* begin Exercise inputs *

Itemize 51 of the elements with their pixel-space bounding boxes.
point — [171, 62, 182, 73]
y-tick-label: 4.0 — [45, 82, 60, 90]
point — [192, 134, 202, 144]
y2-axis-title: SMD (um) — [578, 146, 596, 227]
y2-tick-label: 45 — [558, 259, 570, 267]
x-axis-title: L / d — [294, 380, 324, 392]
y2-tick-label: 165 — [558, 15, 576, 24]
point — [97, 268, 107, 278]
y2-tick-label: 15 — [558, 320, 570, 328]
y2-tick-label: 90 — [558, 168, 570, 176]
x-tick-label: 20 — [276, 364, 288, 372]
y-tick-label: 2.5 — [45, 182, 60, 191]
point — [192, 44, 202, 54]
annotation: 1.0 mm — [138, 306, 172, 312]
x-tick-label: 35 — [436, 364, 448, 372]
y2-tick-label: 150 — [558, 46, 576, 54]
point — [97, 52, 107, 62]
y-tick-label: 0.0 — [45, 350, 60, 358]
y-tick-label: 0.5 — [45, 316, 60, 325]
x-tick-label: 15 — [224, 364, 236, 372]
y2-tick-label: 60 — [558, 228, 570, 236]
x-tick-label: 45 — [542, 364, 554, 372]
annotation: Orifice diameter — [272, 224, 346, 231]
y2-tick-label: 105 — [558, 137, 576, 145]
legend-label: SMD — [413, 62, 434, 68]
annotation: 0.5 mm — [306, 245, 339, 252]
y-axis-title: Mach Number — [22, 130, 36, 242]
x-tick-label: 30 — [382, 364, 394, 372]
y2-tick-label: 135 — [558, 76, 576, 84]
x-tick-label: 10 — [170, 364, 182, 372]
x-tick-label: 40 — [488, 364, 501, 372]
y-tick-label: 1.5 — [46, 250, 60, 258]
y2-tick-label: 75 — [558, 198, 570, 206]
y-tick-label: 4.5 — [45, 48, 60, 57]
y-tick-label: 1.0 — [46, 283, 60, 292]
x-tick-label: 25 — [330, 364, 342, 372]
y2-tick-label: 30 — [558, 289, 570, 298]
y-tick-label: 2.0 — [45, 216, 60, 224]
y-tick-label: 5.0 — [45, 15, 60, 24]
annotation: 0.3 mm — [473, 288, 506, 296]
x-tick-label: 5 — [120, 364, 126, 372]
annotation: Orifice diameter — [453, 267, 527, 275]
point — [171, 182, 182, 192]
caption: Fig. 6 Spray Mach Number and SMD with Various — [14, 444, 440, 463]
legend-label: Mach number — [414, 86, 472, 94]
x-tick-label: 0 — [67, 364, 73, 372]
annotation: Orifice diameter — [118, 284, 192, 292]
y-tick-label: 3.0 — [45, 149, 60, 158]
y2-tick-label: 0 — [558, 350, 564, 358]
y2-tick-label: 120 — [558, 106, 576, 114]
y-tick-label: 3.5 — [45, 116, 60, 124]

* end Exercise inputs *
* begin Exercise inputs *

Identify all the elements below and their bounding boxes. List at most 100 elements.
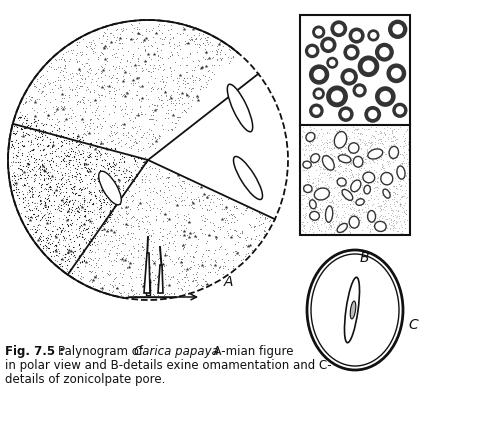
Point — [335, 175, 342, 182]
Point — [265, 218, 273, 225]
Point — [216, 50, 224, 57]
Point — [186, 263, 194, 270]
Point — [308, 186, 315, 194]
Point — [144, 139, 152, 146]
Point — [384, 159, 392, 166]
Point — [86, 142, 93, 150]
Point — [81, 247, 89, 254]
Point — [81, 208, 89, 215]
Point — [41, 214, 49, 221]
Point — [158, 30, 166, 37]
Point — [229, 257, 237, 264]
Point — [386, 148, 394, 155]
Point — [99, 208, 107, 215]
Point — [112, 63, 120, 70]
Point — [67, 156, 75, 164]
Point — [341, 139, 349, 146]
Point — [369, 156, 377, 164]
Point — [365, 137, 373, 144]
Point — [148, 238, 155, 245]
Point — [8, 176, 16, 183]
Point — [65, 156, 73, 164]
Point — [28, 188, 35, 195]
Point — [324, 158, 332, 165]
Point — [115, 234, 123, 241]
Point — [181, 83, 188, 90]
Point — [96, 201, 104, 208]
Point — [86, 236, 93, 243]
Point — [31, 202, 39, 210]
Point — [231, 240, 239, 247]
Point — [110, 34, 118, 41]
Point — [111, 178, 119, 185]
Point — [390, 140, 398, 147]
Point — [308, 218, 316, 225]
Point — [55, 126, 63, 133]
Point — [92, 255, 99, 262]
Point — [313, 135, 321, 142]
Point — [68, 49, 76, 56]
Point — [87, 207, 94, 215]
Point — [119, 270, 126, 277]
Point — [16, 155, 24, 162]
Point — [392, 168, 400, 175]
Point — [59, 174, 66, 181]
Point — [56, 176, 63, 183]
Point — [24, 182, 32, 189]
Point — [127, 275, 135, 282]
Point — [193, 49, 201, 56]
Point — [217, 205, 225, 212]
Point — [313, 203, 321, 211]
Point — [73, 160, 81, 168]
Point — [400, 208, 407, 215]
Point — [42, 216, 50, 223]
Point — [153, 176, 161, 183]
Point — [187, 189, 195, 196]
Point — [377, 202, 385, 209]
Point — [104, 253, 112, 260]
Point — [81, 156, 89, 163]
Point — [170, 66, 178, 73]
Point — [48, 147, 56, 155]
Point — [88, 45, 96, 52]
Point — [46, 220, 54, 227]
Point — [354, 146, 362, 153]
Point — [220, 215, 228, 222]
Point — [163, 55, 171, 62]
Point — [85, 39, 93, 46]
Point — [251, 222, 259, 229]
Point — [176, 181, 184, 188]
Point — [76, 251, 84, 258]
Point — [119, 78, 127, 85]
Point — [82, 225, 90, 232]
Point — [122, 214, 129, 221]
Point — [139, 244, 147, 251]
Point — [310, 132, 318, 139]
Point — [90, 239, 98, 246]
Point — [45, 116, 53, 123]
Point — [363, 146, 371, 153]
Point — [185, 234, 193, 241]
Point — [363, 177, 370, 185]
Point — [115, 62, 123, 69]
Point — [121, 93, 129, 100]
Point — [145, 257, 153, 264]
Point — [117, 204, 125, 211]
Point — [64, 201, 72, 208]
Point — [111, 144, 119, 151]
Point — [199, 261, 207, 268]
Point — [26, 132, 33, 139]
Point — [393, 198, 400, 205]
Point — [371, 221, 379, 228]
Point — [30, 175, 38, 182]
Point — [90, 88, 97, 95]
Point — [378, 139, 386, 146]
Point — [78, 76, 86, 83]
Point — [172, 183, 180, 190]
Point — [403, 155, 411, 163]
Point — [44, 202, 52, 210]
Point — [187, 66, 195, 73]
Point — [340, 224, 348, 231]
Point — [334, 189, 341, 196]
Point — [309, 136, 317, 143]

* end Exercise inputs *
* begin Exercise inputs *

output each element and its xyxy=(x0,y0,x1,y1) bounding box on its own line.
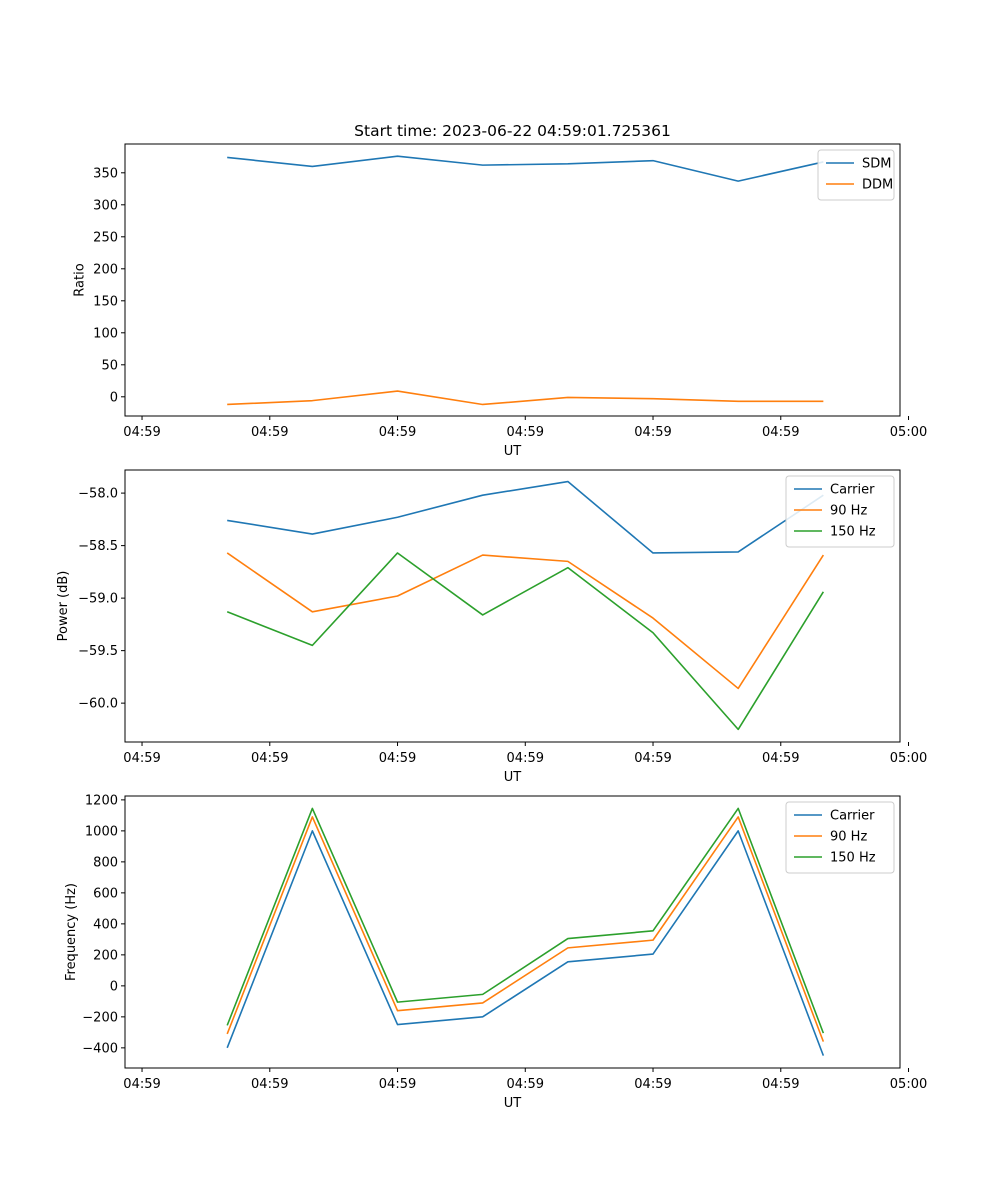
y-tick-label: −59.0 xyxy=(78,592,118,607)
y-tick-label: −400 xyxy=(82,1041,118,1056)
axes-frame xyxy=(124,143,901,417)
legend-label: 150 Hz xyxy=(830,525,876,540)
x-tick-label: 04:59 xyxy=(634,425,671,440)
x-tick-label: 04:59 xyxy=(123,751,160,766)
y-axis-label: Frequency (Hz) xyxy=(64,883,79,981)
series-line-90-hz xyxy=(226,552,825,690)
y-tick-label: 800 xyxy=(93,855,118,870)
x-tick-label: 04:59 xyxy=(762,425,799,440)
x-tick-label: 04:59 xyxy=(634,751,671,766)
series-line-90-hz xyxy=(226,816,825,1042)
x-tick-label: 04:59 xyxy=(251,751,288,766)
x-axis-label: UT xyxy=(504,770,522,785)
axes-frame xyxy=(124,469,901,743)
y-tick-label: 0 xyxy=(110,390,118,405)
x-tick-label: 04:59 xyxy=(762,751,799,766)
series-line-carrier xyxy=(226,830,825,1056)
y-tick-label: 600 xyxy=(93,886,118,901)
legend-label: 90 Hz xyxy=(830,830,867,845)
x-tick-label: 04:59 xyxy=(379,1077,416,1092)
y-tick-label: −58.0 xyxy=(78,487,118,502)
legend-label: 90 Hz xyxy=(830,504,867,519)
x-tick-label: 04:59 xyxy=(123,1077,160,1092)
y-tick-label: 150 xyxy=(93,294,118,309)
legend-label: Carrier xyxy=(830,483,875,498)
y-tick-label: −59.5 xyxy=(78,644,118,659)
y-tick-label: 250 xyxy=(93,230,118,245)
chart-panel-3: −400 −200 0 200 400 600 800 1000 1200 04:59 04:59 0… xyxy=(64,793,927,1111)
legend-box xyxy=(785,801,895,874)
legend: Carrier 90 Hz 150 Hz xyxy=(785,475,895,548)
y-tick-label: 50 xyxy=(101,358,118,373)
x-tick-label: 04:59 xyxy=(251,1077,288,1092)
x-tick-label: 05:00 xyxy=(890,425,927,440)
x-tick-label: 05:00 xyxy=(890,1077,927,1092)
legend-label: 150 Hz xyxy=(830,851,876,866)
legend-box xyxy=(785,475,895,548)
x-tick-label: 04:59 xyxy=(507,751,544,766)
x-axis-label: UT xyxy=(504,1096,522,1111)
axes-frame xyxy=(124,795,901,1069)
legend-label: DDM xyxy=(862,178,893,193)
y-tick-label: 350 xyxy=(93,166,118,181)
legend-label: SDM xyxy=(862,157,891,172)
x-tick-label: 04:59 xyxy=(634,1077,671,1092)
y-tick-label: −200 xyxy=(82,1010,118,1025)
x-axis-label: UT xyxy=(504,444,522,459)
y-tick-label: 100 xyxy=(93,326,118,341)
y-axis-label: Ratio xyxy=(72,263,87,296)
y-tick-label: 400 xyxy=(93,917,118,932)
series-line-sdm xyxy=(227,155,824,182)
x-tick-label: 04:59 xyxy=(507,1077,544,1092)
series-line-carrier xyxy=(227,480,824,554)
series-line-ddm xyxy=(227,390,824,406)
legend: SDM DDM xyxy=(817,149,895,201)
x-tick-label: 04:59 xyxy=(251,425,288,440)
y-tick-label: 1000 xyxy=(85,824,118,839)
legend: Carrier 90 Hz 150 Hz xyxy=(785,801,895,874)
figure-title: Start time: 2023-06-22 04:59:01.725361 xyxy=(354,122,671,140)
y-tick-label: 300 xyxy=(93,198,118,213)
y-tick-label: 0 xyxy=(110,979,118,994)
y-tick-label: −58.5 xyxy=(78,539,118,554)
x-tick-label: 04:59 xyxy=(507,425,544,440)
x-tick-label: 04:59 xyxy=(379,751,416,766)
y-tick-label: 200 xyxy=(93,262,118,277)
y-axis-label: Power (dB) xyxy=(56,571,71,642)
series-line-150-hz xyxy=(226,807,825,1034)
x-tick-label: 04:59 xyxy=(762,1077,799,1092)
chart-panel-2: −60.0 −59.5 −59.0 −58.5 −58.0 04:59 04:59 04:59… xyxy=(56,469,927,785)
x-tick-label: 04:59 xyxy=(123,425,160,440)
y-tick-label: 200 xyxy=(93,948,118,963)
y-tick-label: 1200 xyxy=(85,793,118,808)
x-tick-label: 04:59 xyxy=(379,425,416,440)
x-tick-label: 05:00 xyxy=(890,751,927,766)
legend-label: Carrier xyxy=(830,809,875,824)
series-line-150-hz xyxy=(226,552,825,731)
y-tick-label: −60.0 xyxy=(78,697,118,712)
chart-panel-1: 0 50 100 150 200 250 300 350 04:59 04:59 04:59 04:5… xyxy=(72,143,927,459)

* end Exercise inputs *

From the data, pull out every line from the one containing "Itemize 51 of" up to and including the one containing "point — [97, 52, 107, 62]", and copy each line without any change.

Itemize 51 of the elements with their pixel-space bounding boxes.
point — [171, 62, 182, 73]
y-tick-label: 4.0 — [45, 82, 60, 90]
point — [192, 134, 202, 144]
y2-axis-title: SMD (um) — [578, 146, 596, 227]
y2-tick-label: 45 — [558, 259, 570, 267]
x-axis-title: L / d — [294, 380, 324, 392]
y2-tick-label: 165 — [558, 15, 576, 24]
point — [97, 268, 107, 278]
y2-tick-label: 15 — [558, 320, 570, 328]
y2-tick-label: 90 — [558, 168, 570, 176]
x-tick-label: 20 — [276, 364, 288, 372]
y-tick-label: 2.5 — [45, 182, 60, 191]
point — [192, 44, 202, 54]
annotation: 1.0 mm — [138, 306, 172, 312]
x-tick-label: 35 — [436, 364, 448, 372]
y2-tick-label: 150 — [558, 46, 576, 54]
point — [97, 52, 107, 62]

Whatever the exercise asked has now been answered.